### Data to process

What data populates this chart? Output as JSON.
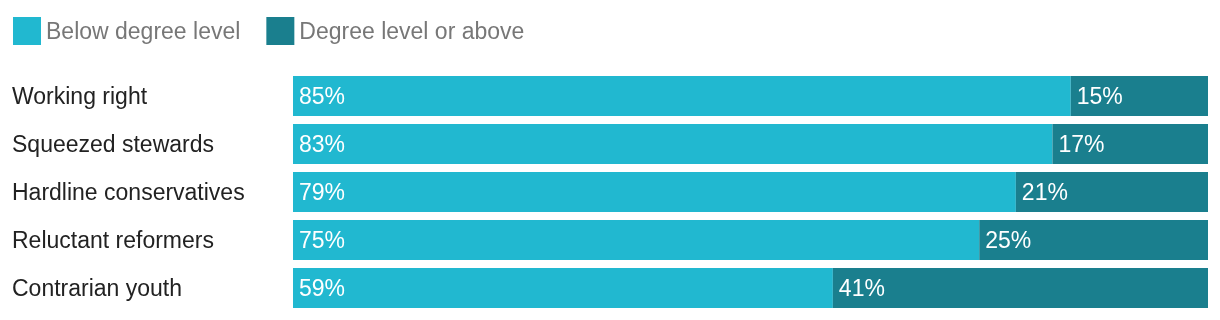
{
  "chart_data": {
    "type": "bar",
    "orientation": "horizontal",
    "stacked": true,
    "legend": "top left",
    "categories": [
      "Working right",
      "Squeezed stewards",
      "Hardline conservatives",
      "Reluctant reformers",
      "Contrarian youth"
    ],
    "series": [
      {
        "name": "Below degree level",
        "color": "#21b8d0",
        "values": [
          85,
          83,
          79,
          75,
          59
        ],
        "value_labels": [
          "85%",
          "83%",
          "79%",
          "75%",
          "59%"
        ]
      },
      {
        "name": "Degree level or above",
        "color": "#1a7f8e",
        "values": [
          15,
          17,
          21,
          25,
          41
        ],
        "value_labels": [
          "15%",
          "17%",
          "21%",
          "25%",
          "41%"
        ]
      }
    ]
  }
}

### Task to complete
Without the pictures, restate all of the entries above verbatim.

### Solution below
What data populates this chart? Output as JSON.
{
  "chart_data": {
    "type": "bar",
    "orientation": "horizontal",
    "stacked": true,
    "legend": "top left",
    "categories": [
      "Working right",
      "Squeezed stewards",
      "Hardline conservatives",
      "Reluctant reformers",
      "Contrarian youth"
    ],
    "series": [
      {
        "name": "Below degree level",
        "color": "#21b8d0",
        "values": [
          85,
          83,
          79,
          75,
          59
        ],
        "value_labels": [
          "85%",
          "83%",
          "79%",
          "75%",
          "59%"
        ]
      },
      {
        "name": "Degree level or above",
        "color": "#1a7f8e",
        "values": [
          15,
          17,
          21,
          25,
          41
        ],
        "value_labels": [
          "15%",
          "17%",
          "21%",
          "25%",
          "41%"
        ]
      }
    ]
  }
}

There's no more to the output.